(Raw data):
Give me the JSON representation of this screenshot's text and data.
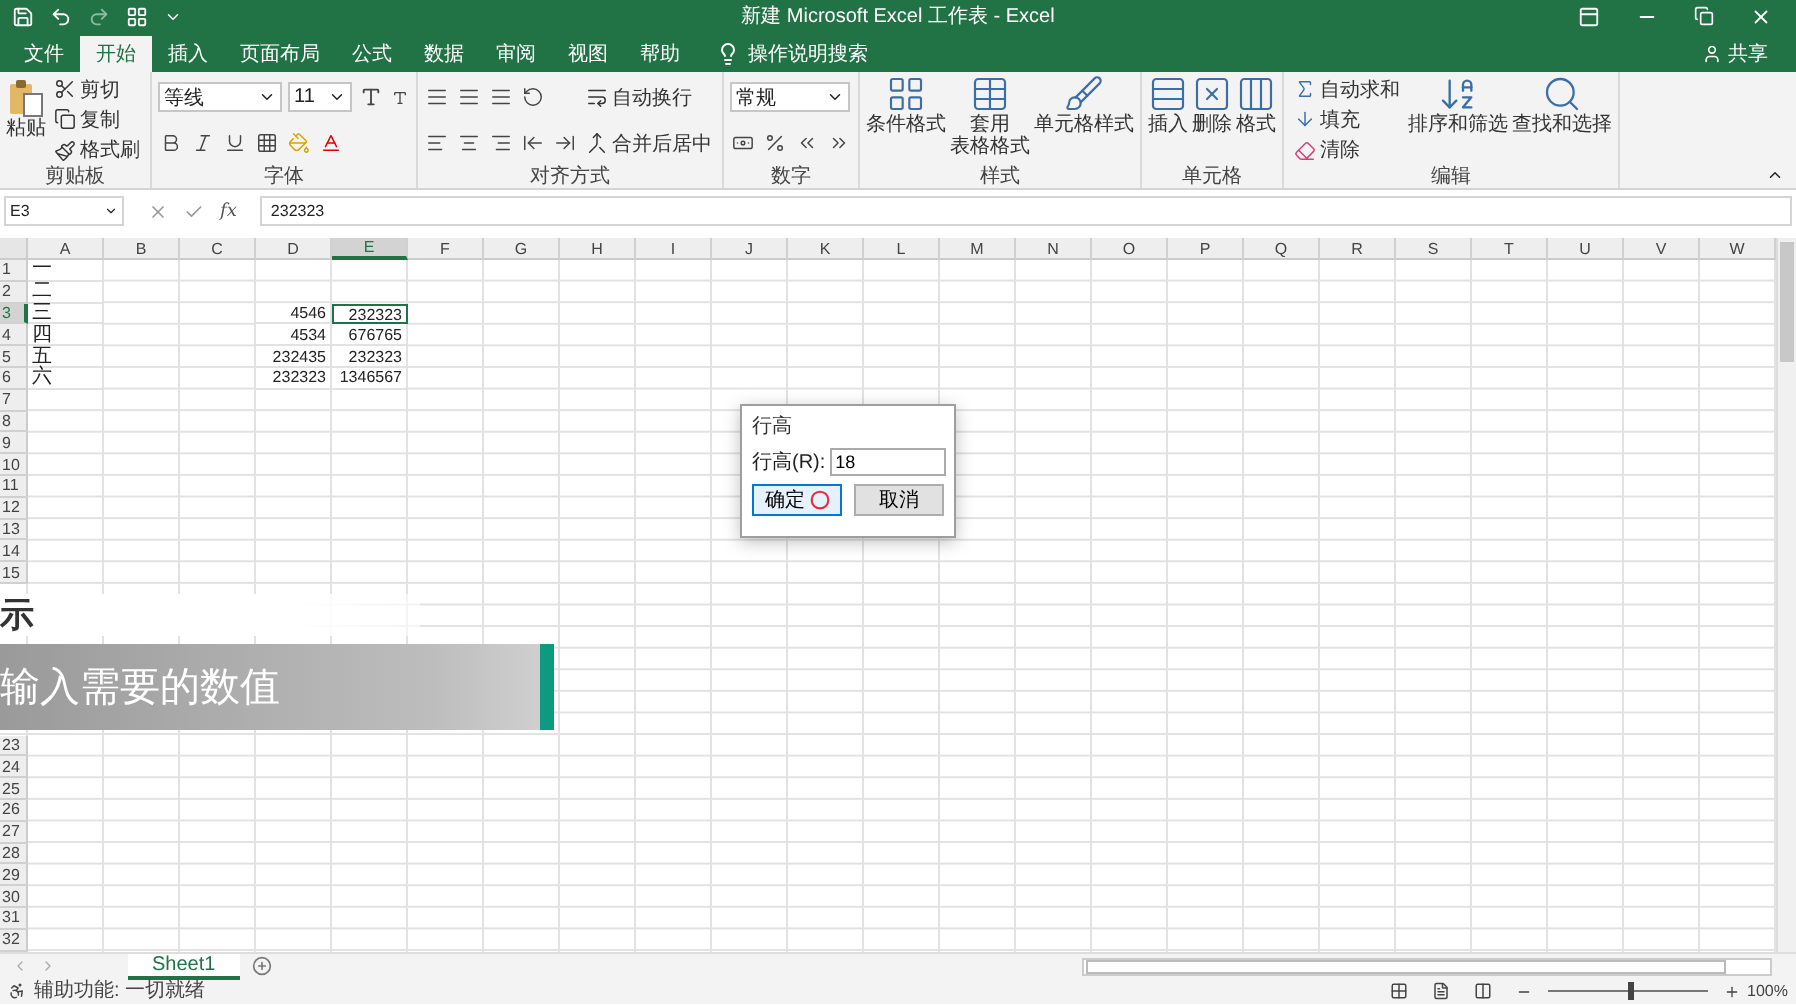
{
  "window": {
    "title": "新建 Microsoft Excel 工作表 - Excel"
  },
  "ribbon_tabs": [
    {
      "label": "文件",
      "selected": false
    },
    {
      "label": "开始",
      "selected": true
    },
    {
      "label": "插入",
      "selected": false
    },
    {
      "label": "页面布局",
      "selected": false
    },
    {
      "label": "公式",
      "selected": false
    },
    {
      "label": "数据",
      "selected": false
    },
    {
      "label": "审阅",
      "selected": false
    },
    {
      "label": "视图",
      "selected": false
    },
    {
      "label": "帮助",
      "selected": false
    }
  ],
  "tell_me": {
    "label": "操作说明搜索"
  },
  "share": {
    "label": "共享"
  },
  "ribbon_groups": [
    {
      "kind": "clipboard",
      "label": "剪贴板",
      "paste": "粘贴",
      "items": [
        "剪切",
        "复制",
        "格式刷"
      ]
    },
    {
      "kind": "font",
      "label": "字体",
      "font_name": "等线",
      "font_size": "11"
    },
    {
      "kind": "alignment",
      "label": "对齐方式",
      "wrap": "自动换行",
      "merge": "合并后居中"
    },
    {
      "kind": "number",
      "label": "数字",
      "format": "常规"
    },
    {
      "kind": "styles",
      "label": "样式",
      "buttons": [
        {
          "lines": [
            "条件格式"
          ]
        },
        {
          "lines": [
            "套用",
            "表格格式"
          ]
        },
        {
          "lines": [
            "单元格样式"
          ]
        }
      ]
    },
    {
      "kind": "cells",
      "label": "单元格",
      "buttons": [
        {
          "lines": [
            "插入"
          ]
        },
        {
          "lines": [
            "删除"
          ]
        },
        {
          "lines": [
            "格式"
          ]
        }
      ]
    },
    {
      "kind": "editing",
      "label": "编辑",
      "items": [
        "自动求和",
        "填充",
        "清除"
      ],
      "buttons": [
        {
          "lines": [
            "排序和筛选"
          ]
        },
        {
          "lines": [
            "查找和选择"
          ]
        }
      ]
    }
  ],
  "formula_bar": {
    "name_box": "E3",
    "function_label": "fx",
    "value": "232323"
  },
  "columns": [
    "A",
    "B",
    "C",
    "D",
    "E",
    "F",
    "G",
    "H",
    "I",
    "J",
    "K",
    "L",
    "M",
    "N",
    "O",
    "P",
    "Q",
    "R",
    "S",
    "T",
    "U",
    "V",
    "W"
  ],
  "rows": [
    {
      "number": "1",
      "cells": {
        "A": {
          "value": "一",
          "kind": "text",
          "selected": false
        }
      }
    },
    {
      "number": "2",
      "cells": {
        "A": {
          "value": "二",
          "kind": "text",
          "selected": false
        }
      }
    },
    {
      "number": "3",
      "cells": {
        "A": {
          "value": "三",
          "kind": "text",
          "selected": false
        },
        "D": {
          "value": "4546",
          "kind": "number",
          "selected": false
        },
        "E": {
          "value": "232323",
          "kind": "number",
          "selected": true
        }
      }
    },
    {
      "number": "4",
      "cells": {
        "A": {
          "value": "四",
          "kind": "text",
          "selected": false
        },
        "D": {
          "value": "4534",
          "kind": "number",
          "selected": false
        },
        "E": {
          "value": "676765",
          "kind": "number",
          "selected": false
        }
      }
    },
    {
      "number": "5",
      "cells": {
        "A": {
          "value": "五",
          "kind": "text",
          "selected": false
        },
        "D": {
          "value": "232435",
          "kind": "number",
          "selected": false
        },
        "E": {
          "value": "232323",
          "kind": "number",
          "selected": false
        }
      }
    },
    {
      "number": "6",
      "cells": {
        "A": {
          "value": "六",
          "kind": "text",
          "selected": false
        },
        "D": {
          "value": "232323",
          "kind": "number",
          "selected": false
        },
        "E": {
          "value": "1346567",
          "kind": "number",
          "selected": false
        }
      }
    },
    {
      "number": "7"
    },
    {
      "number": "8"
    },
    {
      "number": "9"
    },
    {
      "number": "10"
    },
    {
      "number": "11"
    },
    {
      "number": "12"
    },
    {
      "number": "13"
    },
    {
      "number": "14"
    },
    {
      "number": "15"
    },
    {},
    {},
    {},
    {},
    {},
    {},
    {},
    {
      "number": "23"
    },
    {
      "number": "24"
    },
    {
      "number": "25"
    },
    {
      "number": "26"
    },
    {
      "number": "27"
    },
    {
      "number": "28"
    },
    {
      "number": "29"
    },
    {
      "number": "30"
    },
    {
      "number": "31"
    },
    {
      "number": "32"
    }
  ],
  "dialog": {
    "title": "行高",
    "label": "行高(R):",
    "value": "18",
    "buttons": [
      {
        "label": "确定",
        "default": true
      },
      {
        "label": "取消",
        "default": false
      }
    ]
  },
  "caption": {
    "heading": "示",
    "text": "输入需要的数值"
  },
  "sheet_tabs": [
    {
      "label": "Sheet1",
      "selected": true
    }
  ],
  "status_bar": {
    "text": "辅助功能: 一切就绪",
    "zoom": "100%",
    "zoom_slider": {
      "level": 0.5
    }
  }
}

(Written problem): Repeat every record above exactly, but leave out any pictures.

(Answer below):
Give me the JSON representation of this screenshot's text and data.
{
  "window": {
    "title": "新建 Microsoft Excel 工作表 - Excel"
  },
  "ribbon_tabs": [
    {
      "label": "文件",
      "selected": false
    },
    {
      "label": "开始",
      "selected": true
    },
    {
      "label": "插入",
      "selected": false
    },
    {
      "label": "页面布局",
      "selected": false
    },
    {
      "label": "公式",
      "selected": false
    },
    {
      "label": "数据",
      "selected": false
    },
    {
      "label": "审阅",
      "selected": false
    },
    {
      "label": "视图",
      "selected": false
    },
    {
      "label": "帮助",
      "selected": false
    }
  ],
  "tell_me": {
    "label": "操作说明搜索"
  },
  "share": {
    "label": "共享"
  },
  "ribbon_groups": [
    {
      "kind": "clipboard",
      "label": "剪贴板",
      "paste": "粘贴",
      "items": [
        "剪切",
        "复制",
        "格式刷"
      ]
    },
    {
      "kind": "font",
      "label": "字体",
      "font_name": "等线",
      "font_size": "11"
    },
    {
      "kind": "alignment",
      "label": "对齐方式",
      "wrap": "自动换行",
      "merge": "合并后居中"
    },
    {
      "kind": "number",
      "label": "数字",
      "format": "常规"
    },
    {
      "kind": "styles",
      "label": "样式",
      "buttons": [
        {
          "lines": [
            "条件格式"
          ]
        },
        {
          "lines": [
            "套用",
            "表格格式"
          ]
        },
        {
          "lines": [
            "单元格样式"
          ]
        }
      ]
    },
    {
      "kind": "cells",
      "label": "单元格",
      "buttons": [
        {
          "lines": [
            "插入"
          ]
        },
        {
          "lines": [
            "删除"
          ]
        },
        {
          "lines": [
            "格式"
          ]
        }
      ]
    },
    {
      "kind": "editing",
      "label": "编辑",
      "items": [
        "自动求和",
        "填充",
        "清除"
      ],
      "buttons": [
        {
          "lines": [
            "排序和筛选"
          ]
        },
        {
          "lines": [
            "查找和选择"
          ]
        }
      ]
    }
  ],
  "formula_bar": {
    "name_box": "E3",
    "function_label": "fx",
    "value": "232323"
  },
  "columns": [
    "A",
    "B",
    "C",
    "D",
    "E",
    "F",
    "G",
    "H",
    "I",
    "J",
    "K",
    "L",
    "M",
    "N",
    "O",
    "P",
    "Q",
    "R",
    "S",
    "T",
    "U",
    "V",
    "W"
  ],
  "rows": [
    {
      "number": "1",
      "cells": {
        "A": {
          "value": "一",
          "kind": "text",
          "selected": false
        }
      }
    },
    {
      "number": "2",
      "cells": {
        "A": {
          "value": "二",
          "kind": "text",
          "selected": false
        }
      }
    },
    {
      "number": "3",
      "cells": {
        "A": {
          "value": "三",
          "kind": "text",
          "selected": false
        },
        "D": {
          "value": "4546",
          "kind": "number",
          "selected": false
        },
        "E": {
          "value": "232323",
          "kind": "number",
          "selected": true
        }
      }
    },
    {
      "number": "4",
      "cells": {
        "A": {
          "value": "四",
          "kind": "text",
          "selected": false
        },
        "D": {
          "value": "4534",
          "kind": "number",
          "selected": false
        },
        "E": {
          "value": "676765",
          "kind": "number",
          "selected": false
        }
      }
    },
    {
      "number": "5",
      "cells": {
        "A": {
          "value": "五",
          "kind": "text",
          "selected": false
        },
        "D": {
          "value": "232435",
          "kind": "number",
          "selected": false
        },
        "E": {
          "value": "232323",
          "kind": "number",
          "selected": false
        }
      }
    },
    {
      "number": "6",
      "cells": {
        "A": {
          "value": "六",
          "kind": "text",
          "selected": false
        },
        "D": {
          "value": "232323",
          "kind": "number",
          "selected": false
        },
        "E": {
          "value": "1346567",
          "kind": "number",
          "selected": false
        }
      }
    },
    {
      "number": "7"
    },
    {
      "number": "8"
    },
    {
      "number": "9"
    },
    {
      "number": "10"
    },
    {
      "number": "11"
    },
    {
      "number": "12"
    },
    {
      "number": "13"
    },
    {
      "number": "14"
    },
    {
      "number": "15"
    },
    {},
    {},
    {},
    {},
    {},
    {},
    {},
    {
      "number": "23"
    },
    {
      "number": "24"
    },
    {
      "number": "25"
    },
    {
      "number": "26"
    },
    {
      "number": "27"
    },
    {
      "number": "28"
    },
    {
      "number": "29"
    },
    {
      "number": "30"
    },
    {
      "number": "31"
    },
    {
      "number": "32"
    }
  ],
  "dialog": {
    "title": "行高",
    "label": "行高(R):",
    "value": "18",
    "buttons": [
      {
        "label": "确定",
        "default": true
      },
      {
        "label": "取消",
        "default": false
      }
    ]
  },
  "caption": {
    "heading": "示",
    "text": "输入需要的数值"
  },
  "sheet_tabs": [
    {
      "label": "Sheet1",
      "selected": true
    }
  ],
  "status_bar": {
    "text": "辅助功能: 一切就绪",
    "zoom": "100%",
    "zoom_slider": {
      "level": 0.5
    }
  }
}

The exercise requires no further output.